SOURCE DOCUMENT —
╔══
When subscribing to a thread, the e-mail link brings me back to the first page instead of the entry that I clicked on.

True it's not a major problem, but on those long threads where a lot of people have responded since my last visit, it can be a bit of a pain to find where I left off.

I reported this a month or so ago, and it still isn't working.

Is there any ETA on when it will get fixed?

Thanks!

Notes ♫


----------



## notes_norton (Jun 5, 2006)

*Re: When subscribing to a thread, the e-mail link brings me back to the first page ...*

No comment?

Is it perhaps something I'm doing wrong, or wrong with my e-mail client?

Thanks.

Notes ♫


----------



## notes_norton (Jun 5, 2006)

It's been a couple of months. Any fix expected?

It's very inconvenient when a dozen or more people have posted after my last post.

Thanks.

Notes


----------



## Agent27 (Mar 30, 2003)

Similarly, when I search for member posts, the links take me to the threads they've posted in and not the actual posts themselves like they used to.


----------



## Harri Rautiainen (Jan 24, 2003)

notes_norton said:


> When I get a letter for a subscribed thread, all links bring me to the first page instead of where I left off.
> 
> I click the link under the following statement in my e-mail
> _These following posts were made to the thread:
> ...


Subscription problem is now fixed. 


Agent27 said:


> Similarly, when I search for member posts, the links take me to the threads they've posted in and not the actual posts themselves like they used to.


 Search for member posts problem is now fixed.


----------



## notes_norton (Jun 5, 2006)

*Thank you very much!!!*

Notes


----------
╚══
TASK A — Convert the records into a numbered list, beginning at their first line and ending with the line that contains "output-line: 5.75757576 5.95959596". Leave out any blank lines.
The forum thread above and the records after it come from separate sources.

DATASET EXCERPTS —
╔══
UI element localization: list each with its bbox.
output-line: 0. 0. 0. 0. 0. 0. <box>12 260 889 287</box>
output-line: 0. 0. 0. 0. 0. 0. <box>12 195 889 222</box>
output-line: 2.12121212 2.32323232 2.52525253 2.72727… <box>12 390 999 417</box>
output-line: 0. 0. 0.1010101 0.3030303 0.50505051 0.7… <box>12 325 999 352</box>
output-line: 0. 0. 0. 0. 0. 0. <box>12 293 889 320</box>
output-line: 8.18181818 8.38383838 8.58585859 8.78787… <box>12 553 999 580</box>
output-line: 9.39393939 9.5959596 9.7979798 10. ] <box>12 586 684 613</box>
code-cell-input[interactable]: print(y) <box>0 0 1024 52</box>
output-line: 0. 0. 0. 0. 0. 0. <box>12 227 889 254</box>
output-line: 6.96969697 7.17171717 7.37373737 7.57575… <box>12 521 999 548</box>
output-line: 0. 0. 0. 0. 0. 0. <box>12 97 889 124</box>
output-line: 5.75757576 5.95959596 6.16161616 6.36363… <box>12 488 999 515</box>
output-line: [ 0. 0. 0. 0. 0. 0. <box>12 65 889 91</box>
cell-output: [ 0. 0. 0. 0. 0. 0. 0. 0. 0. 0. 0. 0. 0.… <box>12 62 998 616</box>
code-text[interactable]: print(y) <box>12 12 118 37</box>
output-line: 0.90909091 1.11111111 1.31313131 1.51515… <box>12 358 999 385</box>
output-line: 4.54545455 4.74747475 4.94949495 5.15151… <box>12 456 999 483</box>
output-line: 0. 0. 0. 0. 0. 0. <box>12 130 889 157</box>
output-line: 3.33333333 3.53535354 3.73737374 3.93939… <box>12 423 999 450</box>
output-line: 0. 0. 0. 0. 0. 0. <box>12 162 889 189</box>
╚══
TASK B —
Answer these questions about the forum thread, one answer per line:
(i) In the opening post, where does the e-mail link for a subscribed thread take the poster?
(ii) According to Agent27, where do the links from a search for member posts lead?
(iii) What does Harri Rautiainen say about the search for member posts problem?

TASK ANSWER A —
1. UI element localization: list each with its bbox.
2. output-line: 0. 0. 0. 0. 0. 0. <box>12 260 889 287</box>
3. output-line: 0. 0. 0. 0. 0. 0. <box>12 195 889 222</box>
4. output-line: 2.12121212 2.32323232 2.52525253 2.72727… <box>12 390 999 417</box>
5. output-line: 0. 0. 0.1010101 0.3030303 0.50505051 0.7… <box>12 325 999 352</box>
6. output-line: 0. 0. 0. 0. 0. 0. <box>12 293 889 320</box>
7. output-line: 8.18181818 8.38383838 8.58585859 8.78787… <box>12 553 999 580</box>
8. output-line: 9.39393939 9.5959596 9.7979798 10. ] <box>12 586 684 613</box>
9. code-cell-input[interactable]: print(y) <box>0 0 1024 52</box>
10. output-line: 0. 0. 0. 0. 0. 0. <box>12 227 889 254</box>
11. output-line: 6.96969697 7.17171717 7.37373737 7.57575… <box>12 521 999 548</box>
12. output-line: 0. 0. 0. 0. 0. 0. <box>12 97 889 124</box>
13. output-line: 5.75757576 5.95959596 6.16161616 6.36363… <box>12 488 999 515</box>

TASK ANSWER B —
(i) It takes the poster to the first page instead of the entry that was clicked.
(ii) They lead to the threads the members have posted in, not to the actual posts.
(iii) He says it is now fixed.